◆ **TASK GOAL**:
Find every line in the records below that holds the word "Abnormal", and copy it out.

◆ **THE INPUT**:
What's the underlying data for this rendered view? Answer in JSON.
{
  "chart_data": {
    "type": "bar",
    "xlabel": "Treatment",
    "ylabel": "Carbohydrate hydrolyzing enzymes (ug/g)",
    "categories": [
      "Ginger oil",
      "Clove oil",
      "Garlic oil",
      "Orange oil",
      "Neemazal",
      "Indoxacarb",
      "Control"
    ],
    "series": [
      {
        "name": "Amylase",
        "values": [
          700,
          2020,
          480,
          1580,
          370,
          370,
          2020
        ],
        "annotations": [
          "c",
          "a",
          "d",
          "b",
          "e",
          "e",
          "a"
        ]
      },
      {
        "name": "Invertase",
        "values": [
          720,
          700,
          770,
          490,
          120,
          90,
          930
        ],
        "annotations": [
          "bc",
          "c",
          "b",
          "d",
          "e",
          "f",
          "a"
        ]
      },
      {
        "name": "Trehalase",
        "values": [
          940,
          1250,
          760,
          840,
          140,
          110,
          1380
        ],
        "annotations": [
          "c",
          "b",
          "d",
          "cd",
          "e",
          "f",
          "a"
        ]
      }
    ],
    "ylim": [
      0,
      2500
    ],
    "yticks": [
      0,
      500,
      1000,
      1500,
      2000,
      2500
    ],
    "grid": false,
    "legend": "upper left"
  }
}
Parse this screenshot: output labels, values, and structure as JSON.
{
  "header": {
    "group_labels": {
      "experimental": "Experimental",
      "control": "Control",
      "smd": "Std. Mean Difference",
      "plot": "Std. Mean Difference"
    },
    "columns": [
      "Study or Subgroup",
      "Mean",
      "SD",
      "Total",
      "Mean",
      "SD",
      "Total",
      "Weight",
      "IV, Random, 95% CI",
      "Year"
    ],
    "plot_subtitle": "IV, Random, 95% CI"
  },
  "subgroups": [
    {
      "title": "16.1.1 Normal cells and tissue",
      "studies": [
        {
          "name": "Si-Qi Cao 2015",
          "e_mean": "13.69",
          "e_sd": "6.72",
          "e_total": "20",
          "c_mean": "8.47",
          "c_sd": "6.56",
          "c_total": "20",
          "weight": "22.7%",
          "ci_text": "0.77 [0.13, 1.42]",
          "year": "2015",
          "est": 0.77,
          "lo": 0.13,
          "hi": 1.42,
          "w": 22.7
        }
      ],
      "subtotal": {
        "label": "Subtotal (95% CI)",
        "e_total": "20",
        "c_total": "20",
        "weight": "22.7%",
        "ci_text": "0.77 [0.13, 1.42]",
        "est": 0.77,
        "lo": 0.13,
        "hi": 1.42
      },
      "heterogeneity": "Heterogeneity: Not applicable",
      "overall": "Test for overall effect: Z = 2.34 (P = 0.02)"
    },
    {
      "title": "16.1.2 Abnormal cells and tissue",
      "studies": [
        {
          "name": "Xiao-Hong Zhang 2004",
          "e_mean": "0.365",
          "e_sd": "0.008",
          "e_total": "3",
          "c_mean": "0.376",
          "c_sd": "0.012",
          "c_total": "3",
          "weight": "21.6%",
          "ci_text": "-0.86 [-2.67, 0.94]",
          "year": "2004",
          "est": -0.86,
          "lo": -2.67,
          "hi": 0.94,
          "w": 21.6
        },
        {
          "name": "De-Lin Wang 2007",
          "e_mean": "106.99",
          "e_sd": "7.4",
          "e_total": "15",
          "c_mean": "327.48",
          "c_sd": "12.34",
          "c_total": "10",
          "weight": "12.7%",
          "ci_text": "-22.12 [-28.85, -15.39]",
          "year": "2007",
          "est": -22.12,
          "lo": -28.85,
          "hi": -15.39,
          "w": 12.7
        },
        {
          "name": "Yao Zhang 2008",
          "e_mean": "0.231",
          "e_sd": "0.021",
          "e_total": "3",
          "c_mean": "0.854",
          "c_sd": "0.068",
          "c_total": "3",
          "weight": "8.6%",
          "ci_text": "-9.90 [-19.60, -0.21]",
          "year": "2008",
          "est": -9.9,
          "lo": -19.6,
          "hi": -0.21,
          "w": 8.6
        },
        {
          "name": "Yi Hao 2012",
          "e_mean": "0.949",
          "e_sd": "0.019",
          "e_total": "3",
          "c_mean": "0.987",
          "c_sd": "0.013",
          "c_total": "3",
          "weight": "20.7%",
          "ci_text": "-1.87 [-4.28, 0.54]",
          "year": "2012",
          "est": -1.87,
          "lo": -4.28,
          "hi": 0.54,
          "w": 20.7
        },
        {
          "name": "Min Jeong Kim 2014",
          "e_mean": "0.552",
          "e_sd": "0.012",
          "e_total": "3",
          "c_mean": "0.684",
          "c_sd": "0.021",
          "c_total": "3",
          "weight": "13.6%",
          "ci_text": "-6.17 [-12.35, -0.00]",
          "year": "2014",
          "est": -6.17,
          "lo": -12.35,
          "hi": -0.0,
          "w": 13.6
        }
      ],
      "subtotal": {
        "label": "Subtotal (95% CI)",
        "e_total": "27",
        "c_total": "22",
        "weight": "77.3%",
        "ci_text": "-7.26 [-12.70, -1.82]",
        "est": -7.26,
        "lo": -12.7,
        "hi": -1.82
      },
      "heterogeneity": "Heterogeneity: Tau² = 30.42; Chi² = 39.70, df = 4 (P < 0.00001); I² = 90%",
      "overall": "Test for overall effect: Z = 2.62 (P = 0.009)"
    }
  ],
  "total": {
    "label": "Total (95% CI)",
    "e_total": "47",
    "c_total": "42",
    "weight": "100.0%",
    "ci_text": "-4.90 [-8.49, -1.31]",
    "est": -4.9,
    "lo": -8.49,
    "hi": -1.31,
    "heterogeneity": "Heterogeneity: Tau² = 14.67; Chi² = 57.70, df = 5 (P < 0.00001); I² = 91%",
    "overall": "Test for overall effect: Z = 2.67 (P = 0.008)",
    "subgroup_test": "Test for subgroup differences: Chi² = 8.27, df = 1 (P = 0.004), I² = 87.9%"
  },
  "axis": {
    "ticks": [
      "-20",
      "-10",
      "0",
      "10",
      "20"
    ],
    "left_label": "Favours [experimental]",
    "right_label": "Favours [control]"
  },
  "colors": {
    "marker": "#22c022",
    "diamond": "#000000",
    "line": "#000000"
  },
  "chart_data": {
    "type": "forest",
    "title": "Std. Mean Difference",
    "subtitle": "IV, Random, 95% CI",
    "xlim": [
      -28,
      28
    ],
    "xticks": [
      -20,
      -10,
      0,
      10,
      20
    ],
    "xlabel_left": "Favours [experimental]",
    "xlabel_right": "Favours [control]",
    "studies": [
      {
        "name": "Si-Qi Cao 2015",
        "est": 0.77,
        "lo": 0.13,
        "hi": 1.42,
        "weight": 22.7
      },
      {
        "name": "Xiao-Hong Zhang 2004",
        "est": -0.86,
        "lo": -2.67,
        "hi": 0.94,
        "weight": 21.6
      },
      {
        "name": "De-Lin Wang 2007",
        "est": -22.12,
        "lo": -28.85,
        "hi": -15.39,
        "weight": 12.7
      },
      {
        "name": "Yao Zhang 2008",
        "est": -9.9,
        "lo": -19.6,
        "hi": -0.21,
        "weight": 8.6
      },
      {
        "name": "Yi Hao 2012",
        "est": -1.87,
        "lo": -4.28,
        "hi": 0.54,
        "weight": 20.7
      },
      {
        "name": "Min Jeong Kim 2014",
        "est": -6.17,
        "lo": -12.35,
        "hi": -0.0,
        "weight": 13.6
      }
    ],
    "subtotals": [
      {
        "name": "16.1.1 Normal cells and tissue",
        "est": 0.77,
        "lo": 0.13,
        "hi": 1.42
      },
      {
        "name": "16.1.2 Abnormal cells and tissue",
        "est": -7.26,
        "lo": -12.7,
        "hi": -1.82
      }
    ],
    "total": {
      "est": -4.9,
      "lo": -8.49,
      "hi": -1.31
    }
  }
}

◆ **EXERCISE RESULT**:
      "title": "16.1.2 Abnormal cells and tissue",
        "name": "16.1.2 Abnormal cells and tissue",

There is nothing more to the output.